▶ [TASK DETAILS] Search the records for the word "title" and report each line that has it.

--- Start of DATA FOR PROCESSING ---

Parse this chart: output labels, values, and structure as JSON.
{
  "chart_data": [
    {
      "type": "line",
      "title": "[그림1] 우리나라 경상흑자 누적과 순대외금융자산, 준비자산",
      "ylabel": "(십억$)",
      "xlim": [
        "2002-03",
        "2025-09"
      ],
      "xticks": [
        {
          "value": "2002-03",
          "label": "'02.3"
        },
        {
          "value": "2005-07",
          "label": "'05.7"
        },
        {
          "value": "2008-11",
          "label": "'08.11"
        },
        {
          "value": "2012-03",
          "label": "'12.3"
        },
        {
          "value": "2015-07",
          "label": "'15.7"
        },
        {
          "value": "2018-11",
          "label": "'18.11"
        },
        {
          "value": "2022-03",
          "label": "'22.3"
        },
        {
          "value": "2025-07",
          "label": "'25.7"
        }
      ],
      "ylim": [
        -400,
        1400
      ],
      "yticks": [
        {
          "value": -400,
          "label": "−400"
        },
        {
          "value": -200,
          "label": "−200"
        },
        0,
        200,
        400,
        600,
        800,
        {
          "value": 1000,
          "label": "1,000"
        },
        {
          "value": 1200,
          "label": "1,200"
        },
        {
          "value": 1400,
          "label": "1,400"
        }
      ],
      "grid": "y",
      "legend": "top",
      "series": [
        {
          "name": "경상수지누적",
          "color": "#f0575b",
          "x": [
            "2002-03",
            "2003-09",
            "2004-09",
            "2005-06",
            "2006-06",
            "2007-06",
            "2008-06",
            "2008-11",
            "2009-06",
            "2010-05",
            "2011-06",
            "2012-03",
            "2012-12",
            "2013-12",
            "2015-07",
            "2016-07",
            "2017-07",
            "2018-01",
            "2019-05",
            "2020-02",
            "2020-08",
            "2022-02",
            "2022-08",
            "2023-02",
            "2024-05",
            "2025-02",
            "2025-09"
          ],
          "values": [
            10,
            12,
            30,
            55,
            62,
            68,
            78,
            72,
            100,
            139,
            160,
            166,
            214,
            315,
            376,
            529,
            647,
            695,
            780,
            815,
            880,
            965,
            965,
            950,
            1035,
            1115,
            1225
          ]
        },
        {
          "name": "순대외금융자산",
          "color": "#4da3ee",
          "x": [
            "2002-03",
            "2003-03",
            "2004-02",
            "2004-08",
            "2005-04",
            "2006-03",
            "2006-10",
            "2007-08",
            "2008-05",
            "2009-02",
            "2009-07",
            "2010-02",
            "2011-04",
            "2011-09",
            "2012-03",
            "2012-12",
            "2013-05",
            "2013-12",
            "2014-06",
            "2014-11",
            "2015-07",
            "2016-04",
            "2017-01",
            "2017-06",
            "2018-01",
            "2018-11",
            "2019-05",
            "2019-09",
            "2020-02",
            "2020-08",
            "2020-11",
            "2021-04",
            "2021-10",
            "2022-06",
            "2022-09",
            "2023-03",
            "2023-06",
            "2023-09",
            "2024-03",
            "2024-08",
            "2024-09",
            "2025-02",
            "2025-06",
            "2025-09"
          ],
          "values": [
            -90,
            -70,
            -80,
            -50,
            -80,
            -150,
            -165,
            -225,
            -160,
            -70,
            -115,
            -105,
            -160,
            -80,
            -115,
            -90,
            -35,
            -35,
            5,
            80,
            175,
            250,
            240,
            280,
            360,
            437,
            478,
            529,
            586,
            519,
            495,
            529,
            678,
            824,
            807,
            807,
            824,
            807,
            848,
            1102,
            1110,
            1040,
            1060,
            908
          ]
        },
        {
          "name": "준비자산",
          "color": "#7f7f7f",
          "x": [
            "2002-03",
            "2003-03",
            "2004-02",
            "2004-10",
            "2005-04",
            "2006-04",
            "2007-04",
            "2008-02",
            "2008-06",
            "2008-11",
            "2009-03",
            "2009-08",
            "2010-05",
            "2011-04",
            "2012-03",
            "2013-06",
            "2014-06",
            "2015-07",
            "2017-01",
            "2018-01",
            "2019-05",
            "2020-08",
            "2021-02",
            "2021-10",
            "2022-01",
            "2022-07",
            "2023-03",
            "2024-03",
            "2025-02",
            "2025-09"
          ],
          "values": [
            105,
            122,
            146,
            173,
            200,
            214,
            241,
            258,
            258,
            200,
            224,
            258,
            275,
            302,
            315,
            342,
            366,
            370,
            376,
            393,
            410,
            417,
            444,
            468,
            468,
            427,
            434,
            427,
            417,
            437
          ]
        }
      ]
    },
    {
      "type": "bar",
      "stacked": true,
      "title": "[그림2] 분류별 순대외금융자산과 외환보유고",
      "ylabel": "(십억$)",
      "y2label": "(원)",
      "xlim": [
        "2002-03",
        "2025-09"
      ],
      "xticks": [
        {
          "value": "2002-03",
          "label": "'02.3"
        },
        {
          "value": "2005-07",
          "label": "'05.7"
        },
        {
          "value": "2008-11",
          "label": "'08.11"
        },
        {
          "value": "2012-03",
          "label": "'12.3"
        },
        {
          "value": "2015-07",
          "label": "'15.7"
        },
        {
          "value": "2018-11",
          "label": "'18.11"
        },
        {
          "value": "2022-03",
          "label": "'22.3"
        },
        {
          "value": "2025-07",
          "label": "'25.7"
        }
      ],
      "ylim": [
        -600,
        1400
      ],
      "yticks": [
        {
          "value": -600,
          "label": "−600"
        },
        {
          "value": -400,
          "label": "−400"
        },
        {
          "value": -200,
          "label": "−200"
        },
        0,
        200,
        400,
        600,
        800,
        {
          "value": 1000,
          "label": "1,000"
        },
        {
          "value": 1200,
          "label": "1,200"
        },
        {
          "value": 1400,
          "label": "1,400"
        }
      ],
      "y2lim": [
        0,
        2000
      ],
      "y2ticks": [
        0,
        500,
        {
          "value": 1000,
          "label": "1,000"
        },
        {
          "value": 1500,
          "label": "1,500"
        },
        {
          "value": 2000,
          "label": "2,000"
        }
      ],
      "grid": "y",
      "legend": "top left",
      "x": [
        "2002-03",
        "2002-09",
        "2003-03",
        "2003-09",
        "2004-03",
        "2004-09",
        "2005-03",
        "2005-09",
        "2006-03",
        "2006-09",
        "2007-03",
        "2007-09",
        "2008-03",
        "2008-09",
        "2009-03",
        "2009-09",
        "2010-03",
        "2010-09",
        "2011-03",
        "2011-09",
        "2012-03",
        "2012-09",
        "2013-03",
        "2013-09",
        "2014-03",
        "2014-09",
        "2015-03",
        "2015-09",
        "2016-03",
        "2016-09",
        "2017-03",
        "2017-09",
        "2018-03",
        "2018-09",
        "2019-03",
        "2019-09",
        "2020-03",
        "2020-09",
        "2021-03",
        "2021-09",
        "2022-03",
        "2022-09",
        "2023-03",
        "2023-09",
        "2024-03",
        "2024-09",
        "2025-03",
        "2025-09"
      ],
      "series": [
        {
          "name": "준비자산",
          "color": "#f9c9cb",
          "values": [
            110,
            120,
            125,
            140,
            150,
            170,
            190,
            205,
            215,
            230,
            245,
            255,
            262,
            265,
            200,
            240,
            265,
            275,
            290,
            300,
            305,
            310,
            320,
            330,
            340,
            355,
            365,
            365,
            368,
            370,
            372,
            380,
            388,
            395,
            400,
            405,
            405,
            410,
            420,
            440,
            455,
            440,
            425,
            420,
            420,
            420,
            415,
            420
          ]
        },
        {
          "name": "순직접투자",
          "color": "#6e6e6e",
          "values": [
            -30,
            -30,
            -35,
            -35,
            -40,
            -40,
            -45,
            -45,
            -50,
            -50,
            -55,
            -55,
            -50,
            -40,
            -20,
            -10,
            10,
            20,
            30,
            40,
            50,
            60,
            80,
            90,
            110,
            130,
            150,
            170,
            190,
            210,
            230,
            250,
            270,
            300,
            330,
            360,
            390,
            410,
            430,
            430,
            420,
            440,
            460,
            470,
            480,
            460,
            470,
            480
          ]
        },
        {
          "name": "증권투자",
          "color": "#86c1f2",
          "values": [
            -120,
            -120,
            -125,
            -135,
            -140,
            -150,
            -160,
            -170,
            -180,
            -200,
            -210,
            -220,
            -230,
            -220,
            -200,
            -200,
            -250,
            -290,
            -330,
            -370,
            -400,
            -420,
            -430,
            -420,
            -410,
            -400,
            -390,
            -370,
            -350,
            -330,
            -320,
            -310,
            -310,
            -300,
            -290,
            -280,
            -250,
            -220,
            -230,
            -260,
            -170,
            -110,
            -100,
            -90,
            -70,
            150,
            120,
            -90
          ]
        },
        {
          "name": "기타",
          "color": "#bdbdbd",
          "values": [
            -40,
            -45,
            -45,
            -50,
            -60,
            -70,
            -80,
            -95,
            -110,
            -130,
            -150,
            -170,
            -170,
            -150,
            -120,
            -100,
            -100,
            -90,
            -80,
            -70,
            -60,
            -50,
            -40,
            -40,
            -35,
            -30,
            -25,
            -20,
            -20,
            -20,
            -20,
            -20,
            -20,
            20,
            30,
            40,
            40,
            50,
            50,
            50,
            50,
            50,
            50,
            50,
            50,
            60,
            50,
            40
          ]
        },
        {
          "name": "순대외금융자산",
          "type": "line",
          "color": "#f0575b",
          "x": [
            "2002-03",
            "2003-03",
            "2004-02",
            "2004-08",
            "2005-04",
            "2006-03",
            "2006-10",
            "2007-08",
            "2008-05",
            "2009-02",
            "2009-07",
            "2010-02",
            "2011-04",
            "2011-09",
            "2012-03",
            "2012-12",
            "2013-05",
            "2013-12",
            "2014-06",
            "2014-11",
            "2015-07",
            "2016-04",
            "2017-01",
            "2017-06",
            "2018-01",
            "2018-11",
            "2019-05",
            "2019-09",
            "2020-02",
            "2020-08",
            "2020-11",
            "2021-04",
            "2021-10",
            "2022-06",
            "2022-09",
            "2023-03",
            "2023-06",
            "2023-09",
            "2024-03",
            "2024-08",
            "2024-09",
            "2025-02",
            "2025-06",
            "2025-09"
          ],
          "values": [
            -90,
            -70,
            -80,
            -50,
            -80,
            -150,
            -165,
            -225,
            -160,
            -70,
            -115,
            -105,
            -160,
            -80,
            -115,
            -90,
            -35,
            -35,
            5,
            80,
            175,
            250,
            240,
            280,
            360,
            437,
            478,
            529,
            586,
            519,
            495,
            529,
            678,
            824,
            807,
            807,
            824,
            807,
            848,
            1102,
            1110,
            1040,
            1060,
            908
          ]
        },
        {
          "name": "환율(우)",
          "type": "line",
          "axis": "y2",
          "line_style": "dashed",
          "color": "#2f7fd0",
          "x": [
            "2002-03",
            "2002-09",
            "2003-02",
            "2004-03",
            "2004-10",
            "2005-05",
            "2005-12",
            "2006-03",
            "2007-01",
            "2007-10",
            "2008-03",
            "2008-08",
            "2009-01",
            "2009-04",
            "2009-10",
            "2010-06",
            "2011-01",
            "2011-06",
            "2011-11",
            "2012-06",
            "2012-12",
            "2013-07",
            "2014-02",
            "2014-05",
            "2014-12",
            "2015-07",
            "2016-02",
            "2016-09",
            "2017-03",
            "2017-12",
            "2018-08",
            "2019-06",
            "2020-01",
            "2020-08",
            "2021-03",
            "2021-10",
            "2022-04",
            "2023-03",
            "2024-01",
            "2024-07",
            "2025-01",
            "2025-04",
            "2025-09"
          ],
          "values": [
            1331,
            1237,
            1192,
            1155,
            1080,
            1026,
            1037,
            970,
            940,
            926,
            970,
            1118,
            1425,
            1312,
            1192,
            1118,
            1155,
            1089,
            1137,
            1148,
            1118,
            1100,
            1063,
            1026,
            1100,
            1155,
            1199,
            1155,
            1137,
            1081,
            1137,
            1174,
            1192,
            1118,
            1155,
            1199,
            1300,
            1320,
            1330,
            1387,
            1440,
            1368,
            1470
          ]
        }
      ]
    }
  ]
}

--- End of DATA FOR PROCESSING ---

▶ [RESULT]
      "title": "[그림1] 우리나라 경상흑자 누적과 순대외금융자산, 준비자산",
      "title": "[그림2] 분류별 순대외금융자산과 외환보유고",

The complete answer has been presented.